> _Your tasks_
a) In the forum discussion of the half-eared stalker, what alignment restriction did the designer consider but decide against?
b) For each statement, indicate whether it agrees with the forum discussion of the half-eared stalker, and quote the words from that discussion that decide it.
(i) The half-eared stalker was designed with fewer favored enemy and favored terrain options than standard rangers.
(ii) Wild empathy grows more useful as the party gains levels.
(iii) Dragonamedrake proposes giving the half-eared stalker a larger favored bonus than a normal ranger receives.
c) Rewrite the forum discussion of the half-eared stalker from "The ranger is" to "not have them.", substituting "flexibility" for "versatility".

> _Extract to read_
□ □ □ □ □ □ □
See, I've personally never agreed with the idea that versatility is that much of a benchmark for power. This is a game about cooperation between characters with different skills that can overlap each others strengths and weaknesses, not about individual characters who can do half the campaign each on their own.
The ranger is a special study in the case of versatility, anyway. The only real "versatile" ability he gets is the bonuses to track. Wild empathy is very specific and, barring the use of templates or in the case of another character's animal companion, starts to become increasingly useless as the party gains levels and animals start trickling out of the encounter tables in favor of other creatures with higher CR's. Favored Enemy and Favored Terrain have potential versatility, but just like spellcasting the character can only pick a specific number of options and all other options become meaningless because he does not have them.
You are correct in some ways, though, because the half-eared stalker was intentionally designed to have fewer FE and FT options than standard rangers, but I had originally intended to make the bonuses he does receive stronger than other rangers can hope to have when it comes to those options. Sort of an idea that since he doesn't split his training among so many enemies and biomes, he can focus that same amount of energy into specializing. I eventually sacked the idea, but your critique does make me consider reworking the bonus progression to head back there.
As far as the limitation on tracking goes, that is a considerable effect on the character's skill usage that a player should understand before making the decision to play a half-eared stalker. But personally, I think there are three factors that help to mitigate the impact of that loss:
- First, though the effects only apply to a limited number of creatures, he gets additional uses out of tracking those creatures than, again, other rangers could ever hope to have.
- Secondly, if you take a half-eared stalker and drop him in the middle of nowhere without any aid from society, he can survive as easily as any other ranger. But the point is that his skill set thrives in civilization - and I'm not just talking about the city streets of humans. The forest homes and villages of the elves are civilization just the same. And when he is in these environments, where he belongs, he becomes what some might think maddeningly effective.
- Third, I intentionally did not work an alignment restriction into the half-eared stalker to allow for a wider number of character concepts. I did bat around the idea of giving it an "Any Non-Lawful" restriction, but decided against it. Despite this, even a good or lawful half-eared stalker is likely to run afoul not only of law enforcement but also most heroic characters - even other PC's of the same party - if they ply their talents without consideration. For this reason, I suspect most half-eared stalkers will be NPC's, either dangerous allies or outright villains, and will be applied in whatever sense best suits the campaign.
| Dragonamedrake |
I would change the favored bonus to be the same as a normal Ranger. He sacrifices getting to choose his Favored Enemy/Terrain... no reason his bonus should be lower also.
I would not however give him a larger bonus then what a normal Ranger would get. After he gets Instant Enemy then every enemy is an Elf or Human. The reduced spell casting for a smite ability is pretty balanced. Normal Favored bonus but limited to Human/Elf/Forest/Urban is balanced.
□ □ □ □ □ □ □
> _Data rows_
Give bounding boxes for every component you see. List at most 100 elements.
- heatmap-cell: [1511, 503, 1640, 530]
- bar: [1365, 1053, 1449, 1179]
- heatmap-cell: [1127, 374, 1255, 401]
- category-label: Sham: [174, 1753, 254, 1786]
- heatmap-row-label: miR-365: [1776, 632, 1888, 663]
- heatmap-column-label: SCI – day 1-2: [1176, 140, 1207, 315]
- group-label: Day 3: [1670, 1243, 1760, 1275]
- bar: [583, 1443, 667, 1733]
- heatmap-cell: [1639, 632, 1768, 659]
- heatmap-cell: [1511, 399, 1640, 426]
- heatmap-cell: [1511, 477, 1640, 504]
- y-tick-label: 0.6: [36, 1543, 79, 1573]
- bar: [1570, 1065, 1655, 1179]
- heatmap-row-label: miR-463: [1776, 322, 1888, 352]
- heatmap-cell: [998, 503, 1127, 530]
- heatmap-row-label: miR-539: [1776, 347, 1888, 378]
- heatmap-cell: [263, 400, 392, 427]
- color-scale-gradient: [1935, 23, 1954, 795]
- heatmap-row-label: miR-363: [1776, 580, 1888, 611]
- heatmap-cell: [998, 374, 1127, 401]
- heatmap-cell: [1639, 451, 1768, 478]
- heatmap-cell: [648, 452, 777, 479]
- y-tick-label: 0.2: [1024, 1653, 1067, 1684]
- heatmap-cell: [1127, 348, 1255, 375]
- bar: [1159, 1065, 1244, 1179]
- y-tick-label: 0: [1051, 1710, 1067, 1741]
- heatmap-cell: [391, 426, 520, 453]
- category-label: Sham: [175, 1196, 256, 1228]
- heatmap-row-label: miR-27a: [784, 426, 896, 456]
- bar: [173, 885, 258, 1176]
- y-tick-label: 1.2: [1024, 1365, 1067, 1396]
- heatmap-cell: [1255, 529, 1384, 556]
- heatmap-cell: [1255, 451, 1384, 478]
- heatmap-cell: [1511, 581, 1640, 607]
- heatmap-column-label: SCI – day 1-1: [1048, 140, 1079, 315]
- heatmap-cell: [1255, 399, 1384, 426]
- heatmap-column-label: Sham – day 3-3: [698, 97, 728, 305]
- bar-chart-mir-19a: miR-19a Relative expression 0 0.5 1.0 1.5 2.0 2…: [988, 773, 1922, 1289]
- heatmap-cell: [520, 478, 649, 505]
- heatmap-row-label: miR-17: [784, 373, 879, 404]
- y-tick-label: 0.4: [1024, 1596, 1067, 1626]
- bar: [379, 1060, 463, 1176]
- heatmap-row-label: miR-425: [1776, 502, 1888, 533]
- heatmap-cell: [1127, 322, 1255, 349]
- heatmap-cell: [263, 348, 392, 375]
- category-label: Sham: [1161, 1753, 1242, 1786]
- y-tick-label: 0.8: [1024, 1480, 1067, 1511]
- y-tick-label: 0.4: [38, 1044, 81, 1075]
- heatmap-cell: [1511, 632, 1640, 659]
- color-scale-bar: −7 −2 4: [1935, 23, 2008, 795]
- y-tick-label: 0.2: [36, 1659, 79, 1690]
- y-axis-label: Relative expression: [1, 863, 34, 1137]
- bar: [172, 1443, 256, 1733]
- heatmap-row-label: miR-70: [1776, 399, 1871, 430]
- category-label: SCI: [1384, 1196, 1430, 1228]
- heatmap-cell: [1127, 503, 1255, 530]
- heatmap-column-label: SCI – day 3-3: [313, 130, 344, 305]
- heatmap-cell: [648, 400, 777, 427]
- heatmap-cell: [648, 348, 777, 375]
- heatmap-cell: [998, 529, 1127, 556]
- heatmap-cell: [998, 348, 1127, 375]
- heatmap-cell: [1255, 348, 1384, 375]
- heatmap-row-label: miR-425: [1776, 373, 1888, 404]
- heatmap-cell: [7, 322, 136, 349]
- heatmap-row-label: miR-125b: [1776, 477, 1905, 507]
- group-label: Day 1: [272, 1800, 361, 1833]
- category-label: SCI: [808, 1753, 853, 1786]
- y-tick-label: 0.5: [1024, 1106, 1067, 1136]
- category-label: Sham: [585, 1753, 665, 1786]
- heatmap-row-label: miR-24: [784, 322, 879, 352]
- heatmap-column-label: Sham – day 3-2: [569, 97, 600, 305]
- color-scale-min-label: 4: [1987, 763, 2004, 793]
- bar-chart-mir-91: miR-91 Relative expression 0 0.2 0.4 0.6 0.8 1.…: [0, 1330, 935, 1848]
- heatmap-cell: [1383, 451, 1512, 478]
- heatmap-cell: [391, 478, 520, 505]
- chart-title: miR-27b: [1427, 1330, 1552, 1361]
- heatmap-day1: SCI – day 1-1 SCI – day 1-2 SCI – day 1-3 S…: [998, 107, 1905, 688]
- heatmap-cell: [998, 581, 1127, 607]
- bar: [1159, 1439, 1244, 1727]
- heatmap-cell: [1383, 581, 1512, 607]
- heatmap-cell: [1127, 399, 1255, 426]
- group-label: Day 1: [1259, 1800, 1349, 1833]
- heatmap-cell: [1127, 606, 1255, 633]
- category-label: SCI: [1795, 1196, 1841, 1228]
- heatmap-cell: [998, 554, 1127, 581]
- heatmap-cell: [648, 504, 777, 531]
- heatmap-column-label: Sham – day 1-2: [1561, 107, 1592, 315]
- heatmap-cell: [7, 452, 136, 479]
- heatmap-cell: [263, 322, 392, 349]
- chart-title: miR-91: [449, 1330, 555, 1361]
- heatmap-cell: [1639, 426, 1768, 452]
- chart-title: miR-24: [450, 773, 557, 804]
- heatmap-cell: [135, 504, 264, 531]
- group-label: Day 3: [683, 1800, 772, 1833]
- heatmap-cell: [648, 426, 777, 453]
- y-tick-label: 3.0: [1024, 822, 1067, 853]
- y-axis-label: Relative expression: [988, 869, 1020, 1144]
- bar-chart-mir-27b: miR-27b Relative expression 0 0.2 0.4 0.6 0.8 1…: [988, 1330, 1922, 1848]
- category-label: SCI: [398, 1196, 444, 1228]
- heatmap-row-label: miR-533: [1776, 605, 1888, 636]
□ □ □ □ □ □ □
> _Responses in order_
a) An "Any Non-Lawful" restriction.

b)
(i) Yes: "the half-eared stalker was intentionally designed to have fewer FE and FT options than standard rangers"
(ii) No: "starts to become increasingly useless as the party gains levels"
(iii) No: "I would not however give him a larger bonus then what a normal Ranger would get."

c)
The ranger is a special study in the case of flexibility, anyway. The only real "versatile" ability he gets is the bonuses to track. Wild empathy is very specific and, barring the use of templates or in the case of another character's animal companion, starts to become increasingly useless as the party gains levels and animals start trickling out of the encounter tables in favor of other creatures with higher CR's. Favored Enemy and Favored Terrain have potential flexibility, but just like spellcasting the character can only pick a specific number of options and all other options become meaningless because he does not have them.